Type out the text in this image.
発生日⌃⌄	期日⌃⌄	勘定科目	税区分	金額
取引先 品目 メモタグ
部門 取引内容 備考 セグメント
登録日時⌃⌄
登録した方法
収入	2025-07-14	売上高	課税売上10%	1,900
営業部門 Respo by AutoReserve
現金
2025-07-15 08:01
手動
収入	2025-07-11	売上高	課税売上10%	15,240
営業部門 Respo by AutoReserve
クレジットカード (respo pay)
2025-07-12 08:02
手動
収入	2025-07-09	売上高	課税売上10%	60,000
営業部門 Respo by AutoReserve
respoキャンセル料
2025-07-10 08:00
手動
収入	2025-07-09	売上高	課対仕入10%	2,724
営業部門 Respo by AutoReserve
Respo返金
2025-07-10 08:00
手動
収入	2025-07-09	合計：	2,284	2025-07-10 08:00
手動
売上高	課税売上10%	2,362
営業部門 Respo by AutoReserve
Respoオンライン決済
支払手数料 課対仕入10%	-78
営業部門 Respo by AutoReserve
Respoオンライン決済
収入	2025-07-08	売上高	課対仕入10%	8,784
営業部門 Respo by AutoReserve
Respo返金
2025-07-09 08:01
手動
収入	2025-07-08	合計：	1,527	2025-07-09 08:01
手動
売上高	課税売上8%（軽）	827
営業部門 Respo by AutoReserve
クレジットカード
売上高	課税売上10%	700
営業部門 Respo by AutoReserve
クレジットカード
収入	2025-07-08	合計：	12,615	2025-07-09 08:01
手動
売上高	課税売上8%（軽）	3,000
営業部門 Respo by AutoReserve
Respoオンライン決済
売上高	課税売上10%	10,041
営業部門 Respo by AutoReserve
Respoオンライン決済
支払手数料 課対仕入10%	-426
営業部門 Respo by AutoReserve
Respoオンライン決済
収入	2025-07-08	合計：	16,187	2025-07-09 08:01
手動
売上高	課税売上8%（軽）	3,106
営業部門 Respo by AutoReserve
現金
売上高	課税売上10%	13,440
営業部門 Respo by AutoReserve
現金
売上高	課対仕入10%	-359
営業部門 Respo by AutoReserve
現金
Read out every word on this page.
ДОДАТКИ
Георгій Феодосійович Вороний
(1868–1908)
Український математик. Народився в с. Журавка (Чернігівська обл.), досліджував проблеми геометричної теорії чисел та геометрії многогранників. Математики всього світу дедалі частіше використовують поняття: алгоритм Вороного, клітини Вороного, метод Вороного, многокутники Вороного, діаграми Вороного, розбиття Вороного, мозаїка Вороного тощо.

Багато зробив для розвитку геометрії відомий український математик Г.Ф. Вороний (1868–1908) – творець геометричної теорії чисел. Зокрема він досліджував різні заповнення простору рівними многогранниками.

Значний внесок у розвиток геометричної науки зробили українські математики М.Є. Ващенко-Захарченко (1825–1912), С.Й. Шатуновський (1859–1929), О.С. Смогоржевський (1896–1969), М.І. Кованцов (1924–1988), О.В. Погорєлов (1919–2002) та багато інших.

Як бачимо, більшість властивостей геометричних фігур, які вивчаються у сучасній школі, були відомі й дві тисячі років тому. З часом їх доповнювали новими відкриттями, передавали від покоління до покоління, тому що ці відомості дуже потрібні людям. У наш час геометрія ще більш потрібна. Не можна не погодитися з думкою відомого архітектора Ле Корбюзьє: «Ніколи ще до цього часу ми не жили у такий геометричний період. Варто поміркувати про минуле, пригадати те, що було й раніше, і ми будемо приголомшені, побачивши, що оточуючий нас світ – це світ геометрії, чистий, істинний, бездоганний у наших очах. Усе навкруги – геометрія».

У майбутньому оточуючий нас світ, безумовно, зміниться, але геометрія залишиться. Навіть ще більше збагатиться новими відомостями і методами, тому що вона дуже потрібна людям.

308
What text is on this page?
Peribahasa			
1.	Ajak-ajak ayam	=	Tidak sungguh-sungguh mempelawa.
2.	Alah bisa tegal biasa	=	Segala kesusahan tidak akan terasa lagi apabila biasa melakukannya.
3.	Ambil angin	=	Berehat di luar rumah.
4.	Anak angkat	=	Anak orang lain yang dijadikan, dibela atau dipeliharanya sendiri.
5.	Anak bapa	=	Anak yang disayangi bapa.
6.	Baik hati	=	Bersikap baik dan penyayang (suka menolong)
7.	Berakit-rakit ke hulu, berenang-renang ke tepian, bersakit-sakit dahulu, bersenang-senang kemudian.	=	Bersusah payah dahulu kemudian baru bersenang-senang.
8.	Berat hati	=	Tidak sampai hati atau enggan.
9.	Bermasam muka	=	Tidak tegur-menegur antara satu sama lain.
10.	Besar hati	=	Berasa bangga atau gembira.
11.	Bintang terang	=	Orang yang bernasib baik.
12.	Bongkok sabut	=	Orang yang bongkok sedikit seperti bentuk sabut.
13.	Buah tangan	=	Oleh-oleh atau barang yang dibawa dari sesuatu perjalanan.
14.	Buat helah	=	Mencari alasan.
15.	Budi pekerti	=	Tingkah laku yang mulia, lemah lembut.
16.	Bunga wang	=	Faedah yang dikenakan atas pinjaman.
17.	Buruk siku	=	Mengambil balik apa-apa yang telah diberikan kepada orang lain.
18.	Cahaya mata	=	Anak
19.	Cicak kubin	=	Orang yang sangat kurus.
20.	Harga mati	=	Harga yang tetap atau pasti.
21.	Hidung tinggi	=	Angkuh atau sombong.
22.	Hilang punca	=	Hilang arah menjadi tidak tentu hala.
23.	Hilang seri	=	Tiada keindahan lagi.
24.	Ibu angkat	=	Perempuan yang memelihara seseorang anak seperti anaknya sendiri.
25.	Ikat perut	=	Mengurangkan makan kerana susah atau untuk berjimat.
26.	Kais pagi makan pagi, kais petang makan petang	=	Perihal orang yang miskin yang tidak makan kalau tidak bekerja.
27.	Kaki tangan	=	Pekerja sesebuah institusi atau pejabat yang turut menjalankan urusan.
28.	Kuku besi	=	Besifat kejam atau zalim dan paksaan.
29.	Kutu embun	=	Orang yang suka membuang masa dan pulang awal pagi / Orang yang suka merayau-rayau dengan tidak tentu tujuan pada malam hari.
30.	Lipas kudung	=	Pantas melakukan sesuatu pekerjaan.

________________________

▶ Task objective
Restate every record exactly, leaving nothing out.

▶ Answer in full
Type out the text in this image.
発生日⌃⌄	期日⌃⌄	勘定科目	税区分	金額
取引先 品目 メモタグ
部門 取引内容 備考 セグメント
登録日時⌃⌄
登録した方法
収入	2025-07-14	売上高	課税売上10%	1,900
営業部門 Respo by AutoReserve
現金
2025-07-15 08:01
手動
収入	2025-07-11	売上高	課税売上10%	15,240
営業部門 Respo by AutoReserve
クレジットカード (respo pay)
2025-07-12 08:02
手動
収入	2025-07-09	売上高	課税売上10%	60,000
営業部門 Respo by AutoReserve
respoキャンセル料
2025-07-10 08:00
手動
収入	2025-07-09	売上高	課対仕入10%	2,724
営業部門 Respo by AutoReserve
Respo返金
2025-07-10 08:00
手動
収入	2025-07-09	合計：	2,284	2025-07-10 08:00
手動
売上高	課税売上10%	2,362
営業部門 Respo by AutoReserve
Respoオンライン決済
支払手数料 課対仕入10%	-78
営業部門 Respo by AutoReserve
Respoオンライン決済
収入	2025-07-08	売上高	課対仕入10%	8,784
営業部門 Respo by AutoReserve
Respo返金
2025-07-09 08:01
手動
収入	2025-07-08	合計：	1,527	2025-07-09 08:01
手動
売上高	課税売上8%（軽）	827
営業部門 Respo by AutoReserve
クレジットカード
売上高	課税売上10%	700
営業部門 Respo by AutoReserve
クレジットカード
収入	2025-07-08	合計：	12,615	2025-07-09 08:01
手動
売上高	課税売上8%（軽）	3,000
営業部門 Respo by AutoReserve
Respoオンライン決済
売上高	課税売上10%	10,041
営業部門 Respo by AutoReserve
Respoオンライン決済
支払手数料 課対仕入10%	-426
営業部門 Respo by AutoReserve
Respoオンライン決済
収入	2025-07-08	合計：	16,187	2025-07-09 08:01
手動
売上高	課税売上8%（軽）	3,106
営業部門 Respo by AutoReserve
現金
売上高	課税売上10%	13,440
営業部門 Respo by AutoReserve
現金
売上高	課対仕入10%	-359
営業部門 Respo by AutoReserve
現金
Read out every word on this page.
ДОДАТКИ
Георгій Феодосійович Вороний
(1868–1908)
Український математик. Народився в с. Журавка (Чернігівська обл.), досліджував проблеми геометричної теорії чисел та геометрії многогранників. Математики всього світу дедалі частіше використовують поняття: алгоритм Вороного, клітини Вороного, метод Вороного, многокутники Вороного, діаграми Вороного, розбиття Вороного, мозаїка Вороного тощо.

Багато зробив для розвитку геометрії відомий український математик Г.Ф. Вороний (1868–1908) – творець геометричної теорії чисел. Зокрема він досліджував різні заповнення простору рівними многогранниками.

Значний внесок у розвиток геометричної науки зробили українські математики М.Є. Ващенко-Захарченко (1825–1912), С.Й. Шатуновський (1859–1929), О.С. Смогоржевський (1896–1969), М.І. Кованцов (1924–1988), О.В. Погорєлов (1919–2002) та багато інших.

Як бачимо, більшість властивостей геометричних фігур, які вивчаються у сучасній школі, були відомі й дві тисячі років тому. З часом їх доповнювали новими відкриттями, передавали від покоління до покоління, тому що ці відомості дуже потрібні людям. У наш час геометрія ще більш потрібна. Не можна не погодитися з думкою відомого архітектора Ле Корбюзьє: «Ніколи ще до цього часу ми не жили у такий геометричний період. Варто поміркувати про минуле, пригадати те, що було й раніше, і ми будемо приголомшені, побачивши, що оточуючий нас світ – це світ геометрії, чистий, істинний, бездоганний у наших очах. Усе навкруги – геометрія».

У майбутньому оточуючий нас світ, безумовно, зміниться, але геометрія залишиться. Навіть ще більше збагатиться новими відомостями і методами, тому що вона дуже потрібна людям.

308
What text is on this page?
Peribahasa			
1.	Ajak-ajak ayam	=	Tidak sungguh-sungguh mempelawa.
2.	Alah bisa tegal biasa	=	Segala kesusahan tidak akan terasa lagi apabila biasa melakukannya.
3.	Ambil angin	=	Berehat di luar rumah.
4.	Anak angkat	=	Anak orang lain yang dijadikan, dibela atau dipeliharanya sendiri.
5.	Anak bapa	=	Anak yang disayangi bapa.
6.	Baik hati	=	Bersikap baik dan penyayang (suka menolong)
7.	Berakit-rakit ke hulu, berenang-renang ke tepian, bersakit-sakit dahulu, bersenang-senang kemudian.	=	Bersusah payah dahulu kemudian baru bersenang-senang.
8.	Berat hati	=	Tidak sampai hati atau enggan.
9.	Bermasam muka	=	Tidak tegur-menegur antara satu sama lain.
10.	Besar hati	=	Berasa bangga atau gembira.
11.	Bintang terang	=	Orang yang bernasib baik.
12.	Bongkok sabut	=	Orang yang bongkok sedikit seperti bentuk sabut.
13.	Buah tangan	=	Oleh-oleh atau barang yang dibawa dari sesuatu perjalanan.
14.	Buat helah	=	Mencari alasan.
15.	Budi pekerti	=	Tingkah laku yang mulia, lemah lembut.
16.	Bunga wang	=	Faedah yang dikenakan atas pinjaman.
17.	Buruk siku	=	Mengambil balik apa-apa yang telah diberikan kepada orang lain.
18.	Cahaya mata	=	Anak
19.	Cicak kubin	=	Orang yang sangat kurus.
20.	Harga mati	=	Harga yang tetap atau pasti.
21.	Hidung tinggi	=	Angkuh atau sombong.
22.	Hilang punca	=	Hilang arah menjadi tidak tentu hala.
23.	Hilang seri	=	Tiada keindahan lagi.
24.	Ibu angkat	=	Perempuan yang memelihara seseorang anak seperti anaknya sendiri.
25.	Ikat perut	=	Mengurangkan makan kerana susah atau untuk berjimat.
26.	Kais pagi makan pagi, kais petang makan petang	=	Perihal orang yang miskin yang tidak makan kalau tidak bekerja.
27.	Kaki tangan	=	Pekerja sesebuah institusi atau pejabat yang turut menjalankan urusan.
28.	Kuku besi	=	Besifat kejam atau zalim dan paksaan.
29.	Kutu embun	=	Orang yang suka membuang masa dan pulang awal pagi / Orang yang suka merayau-rayau dengan tidak tentu tujuan pada malam hari.
30.	Lipas kudung	=	Pantas melakukan sesuatu pekerjaan.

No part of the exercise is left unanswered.